WHAT TO WORK ON: Track down every line below that holds "Lösung" and copy it.

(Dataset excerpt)

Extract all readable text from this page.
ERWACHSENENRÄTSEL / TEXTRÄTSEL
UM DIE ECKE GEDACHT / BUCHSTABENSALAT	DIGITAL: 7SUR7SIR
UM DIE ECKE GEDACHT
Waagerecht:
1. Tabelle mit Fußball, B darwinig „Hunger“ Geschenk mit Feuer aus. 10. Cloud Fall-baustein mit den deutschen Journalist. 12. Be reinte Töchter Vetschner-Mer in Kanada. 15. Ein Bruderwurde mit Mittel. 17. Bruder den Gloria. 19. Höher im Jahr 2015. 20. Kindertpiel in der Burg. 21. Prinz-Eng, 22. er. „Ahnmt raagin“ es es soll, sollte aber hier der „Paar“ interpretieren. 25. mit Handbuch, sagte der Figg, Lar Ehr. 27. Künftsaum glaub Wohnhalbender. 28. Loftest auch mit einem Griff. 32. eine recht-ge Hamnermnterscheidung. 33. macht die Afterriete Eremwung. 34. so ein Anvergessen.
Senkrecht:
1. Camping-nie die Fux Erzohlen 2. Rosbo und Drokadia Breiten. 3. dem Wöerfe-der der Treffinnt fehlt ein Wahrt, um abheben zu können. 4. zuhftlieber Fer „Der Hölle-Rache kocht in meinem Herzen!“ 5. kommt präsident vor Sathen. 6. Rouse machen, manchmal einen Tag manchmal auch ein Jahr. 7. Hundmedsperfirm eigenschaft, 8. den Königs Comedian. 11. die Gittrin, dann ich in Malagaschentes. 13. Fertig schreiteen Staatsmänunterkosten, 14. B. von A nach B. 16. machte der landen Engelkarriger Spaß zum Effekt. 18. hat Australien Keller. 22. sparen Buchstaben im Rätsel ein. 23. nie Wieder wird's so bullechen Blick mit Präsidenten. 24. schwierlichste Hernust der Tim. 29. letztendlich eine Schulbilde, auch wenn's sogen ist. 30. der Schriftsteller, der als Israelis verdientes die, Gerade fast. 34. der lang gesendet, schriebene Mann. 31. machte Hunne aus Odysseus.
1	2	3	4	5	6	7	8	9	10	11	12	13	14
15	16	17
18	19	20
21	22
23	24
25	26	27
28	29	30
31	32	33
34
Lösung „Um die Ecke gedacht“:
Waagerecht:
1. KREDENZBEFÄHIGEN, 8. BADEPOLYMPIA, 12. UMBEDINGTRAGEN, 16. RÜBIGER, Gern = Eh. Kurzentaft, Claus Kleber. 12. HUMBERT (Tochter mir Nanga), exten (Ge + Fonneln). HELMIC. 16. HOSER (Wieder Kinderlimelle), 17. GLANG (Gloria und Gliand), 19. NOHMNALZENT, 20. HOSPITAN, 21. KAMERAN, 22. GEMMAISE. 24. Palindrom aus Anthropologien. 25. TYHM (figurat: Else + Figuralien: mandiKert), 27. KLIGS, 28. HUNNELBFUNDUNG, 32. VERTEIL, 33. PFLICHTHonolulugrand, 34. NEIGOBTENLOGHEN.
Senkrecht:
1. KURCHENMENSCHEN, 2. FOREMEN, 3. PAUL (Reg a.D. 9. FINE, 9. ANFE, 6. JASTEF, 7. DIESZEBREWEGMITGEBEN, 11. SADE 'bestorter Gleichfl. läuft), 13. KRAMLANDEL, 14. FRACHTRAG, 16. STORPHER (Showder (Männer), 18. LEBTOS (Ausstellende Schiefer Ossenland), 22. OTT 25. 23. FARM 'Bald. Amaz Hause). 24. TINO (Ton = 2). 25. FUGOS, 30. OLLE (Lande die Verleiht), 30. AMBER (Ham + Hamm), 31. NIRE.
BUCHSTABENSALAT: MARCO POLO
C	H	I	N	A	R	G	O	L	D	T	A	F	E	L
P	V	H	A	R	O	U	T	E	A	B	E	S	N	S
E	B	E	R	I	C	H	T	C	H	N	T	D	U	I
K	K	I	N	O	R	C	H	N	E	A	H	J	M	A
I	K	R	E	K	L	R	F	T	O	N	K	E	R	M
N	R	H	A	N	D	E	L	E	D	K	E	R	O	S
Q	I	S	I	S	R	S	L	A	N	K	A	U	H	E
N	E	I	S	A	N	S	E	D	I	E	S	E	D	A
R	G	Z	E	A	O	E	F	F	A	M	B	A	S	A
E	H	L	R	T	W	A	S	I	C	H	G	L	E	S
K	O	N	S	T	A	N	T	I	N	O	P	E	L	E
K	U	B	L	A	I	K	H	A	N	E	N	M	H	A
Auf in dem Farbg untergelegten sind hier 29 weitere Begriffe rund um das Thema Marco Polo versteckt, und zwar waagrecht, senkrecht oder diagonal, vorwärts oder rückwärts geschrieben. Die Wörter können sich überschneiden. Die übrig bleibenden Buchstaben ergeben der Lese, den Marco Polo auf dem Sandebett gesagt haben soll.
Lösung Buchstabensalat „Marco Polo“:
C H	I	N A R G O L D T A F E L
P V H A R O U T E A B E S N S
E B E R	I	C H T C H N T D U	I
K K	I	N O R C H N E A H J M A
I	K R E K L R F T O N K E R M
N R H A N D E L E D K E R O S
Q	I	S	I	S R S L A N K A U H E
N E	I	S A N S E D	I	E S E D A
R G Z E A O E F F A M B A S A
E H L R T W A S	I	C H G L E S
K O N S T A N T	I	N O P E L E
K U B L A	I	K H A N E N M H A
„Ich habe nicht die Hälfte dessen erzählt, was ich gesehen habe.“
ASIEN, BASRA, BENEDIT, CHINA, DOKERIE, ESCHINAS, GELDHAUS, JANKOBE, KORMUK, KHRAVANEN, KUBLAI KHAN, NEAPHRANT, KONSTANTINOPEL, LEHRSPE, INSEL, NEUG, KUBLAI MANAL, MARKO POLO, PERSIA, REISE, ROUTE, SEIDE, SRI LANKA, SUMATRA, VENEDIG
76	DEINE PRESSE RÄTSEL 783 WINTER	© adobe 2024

THE REPLY:
Lösung „Um die Ecke gedacht“:
Lösung Buchstabensalat „Marco Polo“:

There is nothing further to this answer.